AIM: Quote verbatim every line from the beginning of the lines below through the line containing "The heat exchanger 30 is at (687, 708).", including both the first line and that final line.

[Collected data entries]
· · · · ·

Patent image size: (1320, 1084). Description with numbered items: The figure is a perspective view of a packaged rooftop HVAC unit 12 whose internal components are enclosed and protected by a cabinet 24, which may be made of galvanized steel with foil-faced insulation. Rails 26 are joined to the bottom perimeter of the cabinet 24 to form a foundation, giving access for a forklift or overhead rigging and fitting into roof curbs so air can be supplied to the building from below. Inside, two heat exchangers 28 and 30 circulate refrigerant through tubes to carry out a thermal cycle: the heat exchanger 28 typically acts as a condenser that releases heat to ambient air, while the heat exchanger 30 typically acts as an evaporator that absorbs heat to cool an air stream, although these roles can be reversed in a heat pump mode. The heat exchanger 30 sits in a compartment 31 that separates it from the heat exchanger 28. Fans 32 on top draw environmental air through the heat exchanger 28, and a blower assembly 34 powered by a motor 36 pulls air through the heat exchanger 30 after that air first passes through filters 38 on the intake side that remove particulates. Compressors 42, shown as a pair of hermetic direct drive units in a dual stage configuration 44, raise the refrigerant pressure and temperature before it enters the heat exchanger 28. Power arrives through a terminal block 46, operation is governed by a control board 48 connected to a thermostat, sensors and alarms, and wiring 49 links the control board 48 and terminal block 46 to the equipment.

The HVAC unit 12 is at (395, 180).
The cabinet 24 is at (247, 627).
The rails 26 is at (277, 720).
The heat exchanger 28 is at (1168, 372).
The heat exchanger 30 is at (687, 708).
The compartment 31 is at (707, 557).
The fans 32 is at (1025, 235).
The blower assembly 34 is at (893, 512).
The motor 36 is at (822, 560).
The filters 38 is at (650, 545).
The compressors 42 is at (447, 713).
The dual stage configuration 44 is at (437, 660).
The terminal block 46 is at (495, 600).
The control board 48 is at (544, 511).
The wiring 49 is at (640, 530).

· · · · ·

RESULT OF THIS EXERCISE:
Patent image size: (1320, 1084). Description with numbered items: The figure is a perspective view of a packaged rooftop HVAC unit 12 whose internal components are enclosed and protected by a cabinet 24, which may be made of galvanized steel with foil-faced insulation. Rails 26 are joined to the bottom perimeter of the cabinet 24 to form a foundation, giving access for a forklift or overhead rigging and fitting into roof curbs so air can be supplied to the building from below. Inside, two heat exchangers 28 and 30 circulate refrigerant through tubes to carry out a thermal cycle: the heat exchanger 28 typically acts as a condenser that releases heat to ambient air, while the heat exchanger 30 typically acts as an evaporator that absorbs heat to cool an air stream, although these roles can be reversed in a heat pump mode. The heat exchanger 30 sits in a compartment 31 that separates it from the heat exchanger 28. Fans 32 on top draw environmental air through the heat exchanger 28, and a blower assembly 34 powered by a motor 36 pulls air through the heat exchanger 30 after that air first passes through filters 38 on the intake side that remove particulates. Compressors 42, shown as a pair of hermetic direct drive units in a dual stage configuration 44, raise the refrigerant pressure and temperature before it enters the heat exchanger 28. Power arrives through a terminal block 46, operation is governed by a control board 48 connected to a thermostat, sensors and alarms, and wiring 49 links the control board 48 and terminal block 46 to the equipment.

The HVAC unit 12 is at (395, 180).
The cabinet 24 is at (247, 627).
The rails 26 is at (277, 720).
The heat exchanger 28 is at (1168, 372).
The heat exchanger 30 is at (687, 708).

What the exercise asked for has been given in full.